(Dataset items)
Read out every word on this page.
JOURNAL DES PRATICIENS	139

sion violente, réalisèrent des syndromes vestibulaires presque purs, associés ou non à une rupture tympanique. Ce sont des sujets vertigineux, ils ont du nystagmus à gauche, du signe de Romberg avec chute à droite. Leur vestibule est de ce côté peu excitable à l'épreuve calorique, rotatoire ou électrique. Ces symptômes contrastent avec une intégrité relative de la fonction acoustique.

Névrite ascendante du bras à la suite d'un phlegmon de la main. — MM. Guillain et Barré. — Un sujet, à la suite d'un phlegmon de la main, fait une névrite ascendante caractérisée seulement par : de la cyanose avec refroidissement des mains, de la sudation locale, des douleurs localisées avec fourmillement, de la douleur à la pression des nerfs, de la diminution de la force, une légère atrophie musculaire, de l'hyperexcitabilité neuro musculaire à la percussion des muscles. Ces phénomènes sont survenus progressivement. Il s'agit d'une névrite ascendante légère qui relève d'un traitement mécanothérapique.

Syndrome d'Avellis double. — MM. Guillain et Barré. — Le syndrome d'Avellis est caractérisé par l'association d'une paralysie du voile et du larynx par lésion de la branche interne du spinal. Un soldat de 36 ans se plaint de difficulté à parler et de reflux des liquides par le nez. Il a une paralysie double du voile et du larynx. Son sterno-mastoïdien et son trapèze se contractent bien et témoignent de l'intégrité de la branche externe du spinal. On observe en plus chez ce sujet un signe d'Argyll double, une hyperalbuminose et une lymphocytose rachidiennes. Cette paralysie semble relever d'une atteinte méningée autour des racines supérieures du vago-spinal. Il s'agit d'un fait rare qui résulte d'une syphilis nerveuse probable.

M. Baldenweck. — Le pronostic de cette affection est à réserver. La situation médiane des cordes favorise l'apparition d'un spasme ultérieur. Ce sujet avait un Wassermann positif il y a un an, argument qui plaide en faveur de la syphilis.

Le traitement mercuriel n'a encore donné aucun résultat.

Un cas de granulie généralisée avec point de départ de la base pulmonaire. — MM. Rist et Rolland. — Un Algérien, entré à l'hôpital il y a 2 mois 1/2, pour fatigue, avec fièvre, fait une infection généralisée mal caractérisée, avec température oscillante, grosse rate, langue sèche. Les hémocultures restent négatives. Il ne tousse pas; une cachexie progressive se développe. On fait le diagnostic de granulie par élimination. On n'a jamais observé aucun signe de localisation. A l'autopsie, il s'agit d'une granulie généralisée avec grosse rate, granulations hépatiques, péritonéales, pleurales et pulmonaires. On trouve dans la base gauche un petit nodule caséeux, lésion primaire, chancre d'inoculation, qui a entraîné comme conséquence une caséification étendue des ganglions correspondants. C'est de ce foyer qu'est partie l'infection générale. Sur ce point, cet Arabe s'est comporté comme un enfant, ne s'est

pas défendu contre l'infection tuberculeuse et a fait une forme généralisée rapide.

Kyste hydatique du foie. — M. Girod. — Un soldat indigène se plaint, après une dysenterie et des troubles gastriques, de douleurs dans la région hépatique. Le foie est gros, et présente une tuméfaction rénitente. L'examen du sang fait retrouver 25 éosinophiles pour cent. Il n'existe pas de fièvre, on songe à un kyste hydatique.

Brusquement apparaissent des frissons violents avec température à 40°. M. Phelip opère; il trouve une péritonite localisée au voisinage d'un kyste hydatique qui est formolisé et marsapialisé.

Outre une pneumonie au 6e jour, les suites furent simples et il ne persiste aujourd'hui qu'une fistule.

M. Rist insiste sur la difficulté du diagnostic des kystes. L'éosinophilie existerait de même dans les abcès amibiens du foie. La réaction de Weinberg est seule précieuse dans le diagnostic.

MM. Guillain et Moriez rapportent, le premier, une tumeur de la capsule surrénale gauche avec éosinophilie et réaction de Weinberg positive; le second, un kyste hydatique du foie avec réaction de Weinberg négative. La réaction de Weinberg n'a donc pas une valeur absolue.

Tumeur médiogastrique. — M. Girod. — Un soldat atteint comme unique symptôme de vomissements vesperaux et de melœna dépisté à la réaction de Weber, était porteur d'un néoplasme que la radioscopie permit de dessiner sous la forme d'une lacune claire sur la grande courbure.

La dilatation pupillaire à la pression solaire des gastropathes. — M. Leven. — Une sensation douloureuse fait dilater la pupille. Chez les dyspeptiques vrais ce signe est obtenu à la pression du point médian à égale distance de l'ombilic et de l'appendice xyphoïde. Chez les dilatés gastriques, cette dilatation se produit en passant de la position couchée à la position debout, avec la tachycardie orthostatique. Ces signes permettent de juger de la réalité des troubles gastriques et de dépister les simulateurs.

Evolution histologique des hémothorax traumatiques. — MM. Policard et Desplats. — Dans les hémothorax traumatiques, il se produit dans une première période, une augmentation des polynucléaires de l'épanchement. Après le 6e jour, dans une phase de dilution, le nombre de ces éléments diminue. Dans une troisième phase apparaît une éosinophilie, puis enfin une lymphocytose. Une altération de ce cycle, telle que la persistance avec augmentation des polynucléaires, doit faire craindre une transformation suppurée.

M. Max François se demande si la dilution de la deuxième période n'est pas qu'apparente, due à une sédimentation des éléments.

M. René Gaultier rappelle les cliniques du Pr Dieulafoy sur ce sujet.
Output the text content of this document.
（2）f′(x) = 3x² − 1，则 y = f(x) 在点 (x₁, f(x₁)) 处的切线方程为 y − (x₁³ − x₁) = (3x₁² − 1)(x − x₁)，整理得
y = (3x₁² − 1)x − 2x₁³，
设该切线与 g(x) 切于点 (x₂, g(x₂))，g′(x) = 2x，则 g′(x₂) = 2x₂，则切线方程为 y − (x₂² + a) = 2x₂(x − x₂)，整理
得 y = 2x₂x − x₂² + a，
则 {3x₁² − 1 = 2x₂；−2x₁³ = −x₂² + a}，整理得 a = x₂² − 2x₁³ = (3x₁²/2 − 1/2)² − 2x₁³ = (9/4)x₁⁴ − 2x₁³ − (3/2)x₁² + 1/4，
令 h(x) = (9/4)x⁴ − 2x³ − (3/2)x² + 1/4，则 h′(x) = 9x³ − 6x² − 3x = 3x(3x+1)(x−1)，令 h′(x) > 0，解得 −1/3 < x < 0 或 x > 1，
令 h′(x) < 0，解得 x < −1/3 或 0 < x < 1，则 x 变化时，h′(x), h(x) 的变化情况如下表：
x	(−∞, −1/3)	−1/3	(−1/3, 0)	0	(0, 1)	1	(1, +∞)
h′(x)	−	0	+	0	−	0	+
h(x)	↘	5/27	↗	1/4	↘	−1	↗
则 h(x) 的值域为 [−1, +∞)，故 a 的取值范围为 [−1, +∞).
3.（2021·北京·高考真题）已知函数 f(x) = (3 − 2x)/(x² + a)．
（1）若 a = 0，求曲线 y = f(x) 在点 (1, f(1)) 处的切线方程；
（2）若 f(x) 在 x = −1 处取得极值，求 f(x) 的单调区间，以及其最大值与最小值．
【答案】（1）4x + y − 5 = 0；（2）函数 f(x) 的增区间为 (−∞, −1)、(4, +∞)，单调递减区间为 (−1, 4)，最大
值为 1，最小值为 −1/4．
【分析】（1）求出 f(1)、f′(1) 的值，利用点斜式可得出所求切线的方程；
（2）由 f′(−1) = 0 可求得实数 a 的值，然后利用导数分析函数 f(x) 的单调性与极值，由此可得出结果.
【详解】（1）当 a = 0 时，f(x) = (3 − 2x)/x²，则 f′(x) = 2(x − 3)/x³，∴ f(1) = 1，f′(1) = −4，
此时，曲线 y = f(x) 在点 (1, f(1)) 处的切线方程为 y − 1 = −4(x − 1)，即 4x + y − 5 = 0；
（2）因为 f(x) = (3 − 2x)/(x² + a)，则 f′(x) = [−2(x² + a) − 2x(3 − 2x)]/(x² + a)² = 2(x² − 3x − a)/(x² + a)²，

-- WHAT YOU NEED TO DO --
Within the listing above, find every line containing the string "处的切线方程为" and return it.

-- RESPONSE TO THE EXERCISE --
（2）f′(x) = 3x² − 1，则 y = f(x) 在点 (x₁, f(x₁)) 处的切线方程为 y − (x₁³ − x₁) = (3x₁² − 1)(x − x₁)，整理得
此时，曲线 y = f(x) 在点 (1, f(1)) 处的切线方程为 y − 1 = −4(x − 1)，即 4x + y − 5 = 0；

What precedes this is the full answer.